Reproduce all entries precisely, down to the last character.
=-=-=
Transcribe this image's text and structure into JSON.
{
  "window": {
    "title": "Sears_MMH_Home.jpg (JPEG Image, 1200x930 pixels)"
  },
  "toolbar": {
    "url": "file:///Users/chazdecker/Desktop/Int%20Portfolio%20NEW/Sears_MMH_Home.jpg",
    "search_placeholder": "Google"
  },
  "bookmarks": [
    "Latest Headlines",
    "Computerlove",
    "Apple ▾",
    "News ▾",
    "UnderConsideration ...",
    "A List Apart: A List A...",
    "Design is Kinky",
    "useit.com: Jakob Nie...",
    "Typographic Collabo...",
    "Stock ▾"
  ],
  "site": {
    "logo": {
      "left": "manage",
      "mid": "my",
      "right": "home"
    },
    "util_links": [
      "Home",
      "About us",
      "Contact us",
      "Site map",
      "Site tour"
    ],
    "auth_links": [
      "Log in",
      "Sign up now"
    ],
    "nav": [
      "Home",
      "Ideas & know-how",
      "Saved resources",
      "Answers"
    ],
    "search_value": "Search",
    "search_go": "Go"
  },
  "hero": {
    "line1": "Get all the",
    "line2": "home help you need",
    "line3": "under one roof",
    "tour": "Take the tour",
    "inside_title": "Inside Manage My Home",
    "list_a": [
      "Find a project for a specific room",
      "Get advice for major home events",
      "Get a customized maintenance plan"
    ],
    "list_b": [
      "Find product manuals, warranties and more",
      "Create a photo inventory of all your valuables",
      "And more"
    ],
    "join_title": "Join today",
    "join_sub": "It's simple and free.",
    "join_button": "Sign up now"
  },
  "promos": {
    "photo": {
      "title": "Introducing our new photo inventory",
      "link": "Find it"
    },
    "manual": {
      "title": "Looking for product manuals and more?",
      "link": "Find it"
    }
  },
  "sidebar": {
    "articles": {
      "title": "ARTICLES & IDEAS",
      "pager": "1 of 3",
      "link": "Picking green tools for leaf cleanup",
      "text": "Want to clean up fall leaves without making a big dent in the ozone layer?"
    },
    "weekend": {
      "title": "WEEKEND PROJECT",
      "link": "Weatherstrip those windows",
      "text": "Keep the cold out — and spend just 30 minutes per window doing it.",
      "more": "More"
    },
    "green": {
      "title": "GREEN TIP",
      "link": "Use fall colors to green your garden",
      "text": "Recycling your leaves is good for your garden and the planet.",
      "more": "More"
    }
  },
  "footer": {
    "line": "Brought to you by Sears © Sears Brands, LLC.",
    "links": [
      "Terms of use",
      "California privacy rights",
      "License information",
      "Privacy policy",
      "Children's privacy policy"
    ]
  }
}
=-=-=
EXPECTED OUTPUT:
Transcribe this image's text and structure into JSON.
{
  "window": {
    "title": "Sears_MMH_Home.jpg (JPEG Image, 1200x930 pixels)"
  },
  "toolbar": {
    "url": "file:///Users/chazdecker/Desktop/Int%20Portfolio%20NEW/Sears_MMH_Home.jpg",
    "search_placeholder": "Google"
  },
  "bookmarks": [
    "Latest Headlines",
    "Computerlove",
    "Apple ▾",
    "News ▾",
    "UnderConsideration ...",
    "A List Apart: A List A...",
    "Design is Kinky",
    "useit.com: Jakob Nie...",
    "Typographic Collabo...",
    "Stock ▾"
  ],
  "site": {
    "logo": {
      "left": "manage",
      "mid": "my",
      "right": "home"
    },
    "util_links": [
      "Home",
      "About us",
      "Contact us",
      "Site map",
      "Site tour"
    ],
    "auth_links": [
      "Log in",
      "Sign up now"
    ],
    "nav": [
      "Home",
      "Ideas & know-how",
      "Saved resources",
      "Answers"
    ],
    "search_value": "Search",
    "search_go": "Go"
  },
  "hero": {
    "line1": "Get all the",
    "line2": "home help you need",
    "line3": "under one roof",
    "tour": "Take the tour",
    "inside_title": "Inside Manage My Home",
    "list_a": [
      "Find a project for a specific room",
      "Get advice for major home events",
      "Get a customized maintenance plan"
    ],
    "list_b": [
      "Find product manuals, warranties and more",
      "Create a photo inventory of all your valuables",
      "And more"
    ],
    "join_title": "Join today",
    "join_sub": "It's simple and free.",
    "join_button": "Sign up now"
  },
  "promos": {
    "photo": {
      "title": "Introducing our new photo inventory",
      "link": "Find it"
    },
    "manual": {
      "title": "Looking for product manuals and more?",
      "link": "Find it"
    }
  },
  "sidebar": {
    "articles": {
      "title": "ARTICLES & IDEAS",
      "pager": "1 of 3",
      "link": "Picking green tools for leaf cleanup",
      "text": "Want to clean up fall leaves without making a big dent in the ozone layer?"
    },
    "weekend": {
      "title": "WEEKEND PROJECT",
      "link": "Weatherstrip those windows",
      "text": "Keep the cold out — and spend just 30 minutes per window doing it.",
      "more": "More"
    },
    "green": {
      "title": "GREEN TIP",
      "link": "Use fall colors to green your garden",
      "text": "Recycling your leaves is good for your garden and the planet.",
      "more": "More"
    }
  },
  "footer": {
    "line": "Brought to you by Sears © Sears Brands, LLC.",
    "links": [
      "Terms of use",
      "California privacy rights",
      "License information",
      "Privacy policy",
      "Children's privacy policy"
    ]
  }
}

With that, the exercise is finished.